_Exercise goal_
Return the lines where the word "将波特率设置为" occurs.
___ Provided records ___
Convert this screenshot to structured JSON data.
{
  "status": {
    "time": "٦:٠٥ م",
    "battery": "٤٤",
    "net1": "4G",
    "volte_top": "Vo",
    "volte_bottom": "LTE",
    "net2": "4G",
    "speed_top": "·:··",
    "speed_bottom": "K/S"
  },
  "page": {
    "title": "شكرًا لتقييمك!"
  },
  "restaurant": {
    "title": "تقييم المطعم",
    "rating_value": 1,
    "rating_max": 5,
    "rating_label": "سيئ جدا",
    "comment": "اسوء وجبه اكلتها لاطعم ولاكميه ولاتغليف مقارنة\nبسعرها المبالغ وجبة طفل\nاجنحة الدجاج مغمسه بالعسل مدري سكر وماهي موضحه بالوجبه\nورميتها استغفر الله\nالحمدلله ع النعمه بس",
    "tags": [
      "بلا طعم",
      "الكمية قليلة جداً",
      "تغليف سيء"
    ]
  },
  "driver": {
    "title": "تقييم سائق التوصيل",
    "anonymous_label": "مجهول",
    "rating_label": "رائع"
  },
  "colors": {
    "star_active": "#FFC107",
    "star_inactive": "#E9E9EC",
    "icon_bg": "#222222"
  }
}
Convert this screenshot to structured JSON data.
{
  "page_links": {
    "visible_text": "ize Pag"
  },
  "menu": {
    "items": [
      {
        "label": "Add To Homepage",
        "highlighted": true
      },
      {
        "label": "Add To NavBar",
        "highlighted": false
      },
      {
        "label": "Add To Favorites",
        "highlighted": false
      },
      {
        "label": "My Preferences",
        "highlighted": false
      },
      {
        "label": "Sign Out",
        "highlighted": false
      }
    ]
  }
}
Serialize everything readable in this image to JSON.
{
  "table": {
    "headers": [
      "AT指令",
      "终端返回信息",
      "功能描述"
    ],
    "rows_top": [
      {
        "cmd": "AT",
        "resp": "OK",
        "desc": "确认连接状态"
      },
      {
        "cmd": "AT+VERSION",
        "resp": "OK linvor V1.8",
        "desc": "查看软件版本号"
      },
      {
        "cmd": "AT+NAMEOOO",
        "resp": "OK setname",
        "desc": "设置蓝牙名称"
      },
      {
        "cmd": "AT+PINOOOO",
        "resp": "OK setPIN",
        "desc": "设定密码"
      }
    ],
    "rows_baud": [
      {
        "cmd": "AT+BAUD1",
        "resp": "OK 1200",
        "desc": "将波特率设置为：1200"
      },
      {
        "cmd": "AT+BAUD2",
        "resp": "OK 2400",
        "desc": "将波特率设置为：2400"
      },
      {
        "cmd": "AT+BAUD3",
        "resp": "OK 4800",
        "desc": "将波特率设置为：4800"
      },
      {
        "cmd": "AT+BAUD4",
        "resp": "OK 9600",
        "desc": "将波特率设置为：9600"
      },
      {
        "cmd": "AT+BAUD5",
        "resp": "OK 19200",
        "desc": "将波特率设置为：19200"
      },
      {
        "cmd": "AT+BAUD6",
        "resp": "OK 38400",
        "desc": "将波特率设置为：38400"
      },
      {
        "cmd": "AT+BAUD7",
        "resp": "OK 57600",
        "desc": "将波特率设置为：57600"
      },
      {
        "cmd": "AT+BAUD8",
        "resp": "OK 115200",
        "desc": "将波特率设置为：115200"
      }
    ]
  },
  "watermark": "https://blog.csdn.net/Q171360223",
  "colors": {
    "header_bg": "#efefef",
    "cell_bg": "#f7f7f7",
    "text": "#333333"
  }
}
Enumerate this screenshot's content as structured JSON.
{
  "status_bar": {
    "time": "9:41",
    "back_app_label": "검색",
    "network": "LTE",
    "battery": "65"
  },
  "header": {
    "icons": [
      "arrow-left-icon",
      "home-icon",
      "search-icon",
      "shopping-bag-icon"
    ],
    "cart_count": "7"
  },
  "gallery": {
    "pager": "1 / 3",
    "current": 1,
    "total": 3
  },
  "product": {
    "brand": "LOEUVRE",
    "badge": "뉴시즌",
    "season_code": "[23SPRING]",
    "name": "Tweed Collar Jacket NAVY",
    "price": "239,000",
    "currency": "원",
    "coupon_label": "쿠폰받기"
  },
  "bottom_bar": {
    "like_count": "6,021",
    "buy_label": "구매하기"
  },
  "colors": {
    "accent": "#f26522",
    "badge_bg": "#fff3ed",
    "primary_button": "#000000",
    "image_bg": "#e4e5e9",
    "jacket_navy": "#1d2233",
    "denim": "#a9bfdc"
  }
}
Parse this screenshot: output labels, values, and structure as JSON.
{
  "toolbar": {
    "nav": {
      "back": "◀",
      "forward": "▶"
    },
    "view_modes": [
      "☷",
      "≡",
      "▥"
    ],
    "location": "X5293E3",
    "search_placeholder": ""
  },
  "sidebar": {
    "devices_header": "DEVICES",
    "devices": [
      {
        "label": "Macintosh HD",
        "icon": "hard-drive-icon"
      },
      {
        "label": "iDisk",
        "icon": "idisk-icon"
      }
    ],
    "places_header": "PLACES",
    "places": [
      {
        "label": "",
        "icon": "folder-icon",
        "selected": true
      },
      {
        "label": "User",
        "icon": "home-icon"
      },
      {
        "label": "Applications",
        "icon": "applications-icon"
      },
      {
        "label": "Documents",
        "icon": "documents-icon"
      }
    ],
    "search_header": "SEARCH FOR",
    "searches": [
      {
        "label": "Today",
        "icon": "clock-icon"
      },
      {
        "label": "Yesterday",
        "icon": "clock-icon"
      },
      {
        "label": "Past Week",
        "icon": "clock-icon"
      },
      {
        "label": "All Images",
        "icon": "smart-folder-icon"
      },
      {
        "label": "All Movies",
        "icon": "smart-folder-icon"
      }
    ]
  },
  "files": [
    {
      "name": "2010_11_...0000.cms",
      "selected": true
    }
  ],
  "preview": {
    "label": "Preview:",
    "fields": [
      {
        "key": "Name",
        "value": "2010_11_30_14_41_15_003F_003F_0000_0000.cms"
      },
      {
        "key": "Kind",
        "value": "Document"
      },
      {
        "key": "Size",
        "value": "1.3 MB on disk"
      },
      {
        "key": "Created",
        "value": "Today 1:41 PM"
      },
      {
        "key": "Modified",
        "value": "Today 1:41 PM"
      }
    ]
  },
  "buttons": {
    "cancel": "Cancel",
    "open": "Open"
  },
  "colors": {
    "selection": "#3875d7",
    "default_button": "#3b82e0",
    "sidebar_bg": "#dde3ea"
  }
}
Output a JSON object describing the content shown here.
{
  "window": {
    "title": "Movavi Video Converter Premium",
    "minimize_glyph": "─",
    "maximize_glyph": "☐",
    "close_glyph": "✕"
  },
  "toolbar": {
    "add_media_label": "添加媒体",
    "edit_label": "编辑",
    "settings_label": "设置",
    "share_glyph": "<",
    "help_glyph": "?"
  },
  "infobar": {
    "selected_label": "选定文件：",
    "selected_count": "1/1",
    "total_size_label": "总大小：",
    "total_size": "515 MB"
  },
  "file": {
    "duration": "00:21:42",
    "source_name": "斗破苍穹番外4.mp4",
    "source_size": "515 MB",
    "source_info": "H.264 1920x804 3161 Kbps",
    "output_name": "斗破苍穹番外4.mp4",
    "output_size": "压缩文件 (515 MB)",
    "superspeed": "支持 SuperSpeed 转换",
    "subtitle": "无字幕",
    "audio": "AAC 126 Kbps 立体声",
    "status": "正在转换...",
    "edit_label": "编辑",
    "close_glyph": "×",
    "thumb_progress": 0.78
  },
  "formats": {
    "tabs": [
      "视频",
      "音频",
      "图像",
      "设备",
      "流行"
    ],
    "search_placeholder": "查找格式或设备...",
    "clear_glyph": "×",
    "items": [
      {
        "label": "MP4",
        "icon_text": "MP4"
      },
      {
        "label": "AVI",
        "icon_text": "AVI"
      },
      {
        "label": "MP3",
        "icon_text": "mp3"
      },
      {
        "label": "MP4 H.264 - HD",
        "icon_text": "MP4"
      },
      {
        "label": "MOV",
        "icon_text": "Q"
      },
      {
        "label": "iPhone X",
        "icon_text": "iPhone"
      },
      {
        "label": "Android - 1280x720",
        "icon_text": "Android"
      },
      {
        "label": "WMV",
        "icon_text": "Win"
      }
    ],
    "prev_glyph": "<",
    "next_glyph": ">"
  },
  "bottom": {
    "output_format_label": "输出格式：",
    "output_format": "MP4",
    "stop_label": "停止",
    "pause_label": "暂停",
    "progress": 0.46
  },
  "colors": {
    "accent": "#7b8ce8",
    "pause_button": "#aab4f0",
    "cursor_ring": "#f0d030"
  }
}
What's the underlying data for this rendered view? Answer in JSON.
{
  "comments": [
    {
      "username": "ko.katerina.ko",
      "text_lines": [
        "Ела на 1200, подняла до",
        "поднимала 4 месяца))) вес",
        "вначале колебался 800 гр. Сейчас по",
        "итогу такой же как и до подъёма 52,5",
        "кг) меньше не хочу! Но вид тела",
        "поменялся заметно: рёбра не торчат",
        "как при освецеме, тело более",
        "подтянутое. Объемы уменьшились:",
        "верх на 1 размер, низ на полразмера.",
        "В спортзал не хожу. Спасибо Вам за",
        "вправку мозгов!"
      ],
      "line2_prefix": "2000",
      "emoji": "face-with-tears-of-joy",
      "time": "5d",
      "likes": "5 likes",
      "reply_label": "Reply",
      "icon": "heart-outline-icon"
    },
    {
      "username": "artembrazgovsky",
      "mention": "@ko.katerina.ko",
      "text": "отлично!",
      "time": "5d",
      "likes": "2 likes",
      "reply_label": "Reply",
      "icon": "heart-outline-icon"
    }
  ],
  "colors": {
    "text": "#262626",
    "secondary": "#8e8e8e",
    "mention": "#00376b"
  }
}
___
_The solution_
        "desc": "将波特率设置为：1200"
        "desc": "将波特率设置为：2400"
        "desc": "将波特率设置为：4800"
        "desc": "将波特率设置为：9600"
        "desc": "将波特率设置为：19200"
        "desc": "将波特率设置为：38400"
        "desc": "将波特率设置为：57600"
        "desc": "将波特率设置为：115200"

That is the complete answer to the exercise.